TO DO.
Find the lines with "label" in them and copy them out.

Stored entries:
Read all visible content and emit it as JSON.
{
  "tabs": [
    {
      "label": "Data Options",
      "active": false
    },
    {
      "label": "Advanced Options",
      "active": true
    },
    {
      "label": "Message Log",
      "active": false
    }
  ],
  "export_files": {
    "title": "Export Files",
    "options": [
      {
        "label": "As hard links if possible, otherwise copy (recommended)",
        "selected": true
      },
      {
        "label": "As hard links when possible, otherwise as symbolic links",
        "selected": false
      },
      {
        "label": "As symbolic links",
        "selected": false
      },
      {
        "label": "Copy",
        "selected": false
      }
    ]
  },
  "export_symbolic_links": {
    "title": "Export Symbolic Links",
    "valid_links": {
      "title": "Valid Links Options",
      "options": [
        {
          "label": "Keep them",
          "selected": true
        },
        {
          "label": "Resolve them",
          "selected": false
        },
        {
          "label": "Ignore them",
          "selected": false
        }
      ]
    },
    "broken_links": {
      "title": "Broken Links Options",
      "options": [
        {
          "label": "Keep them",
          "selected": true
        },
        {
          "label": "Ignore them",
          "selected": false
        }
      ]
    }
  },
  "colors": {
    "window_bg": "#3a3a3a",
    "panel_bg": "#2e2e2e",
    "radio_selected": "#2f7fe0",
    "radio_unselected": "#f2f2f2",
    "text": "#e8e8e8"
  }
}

WRITTEN SOLUTION.
      "label": "Data Options",
      "label": "Advanced Options",
      "label": "Message Log",
        "label": "As hard links if possible, otherwise copy (recommended)",
        "label": "As hard links when possible, otherwise as symbolic links",
        "label": "As symbolic links",
        "label": "Copy",
          "label": "Keep them",
          "label": "Resolve them",
          "label": "Ignore them",
          "label": "Keep them",
          "label": "Ignore them",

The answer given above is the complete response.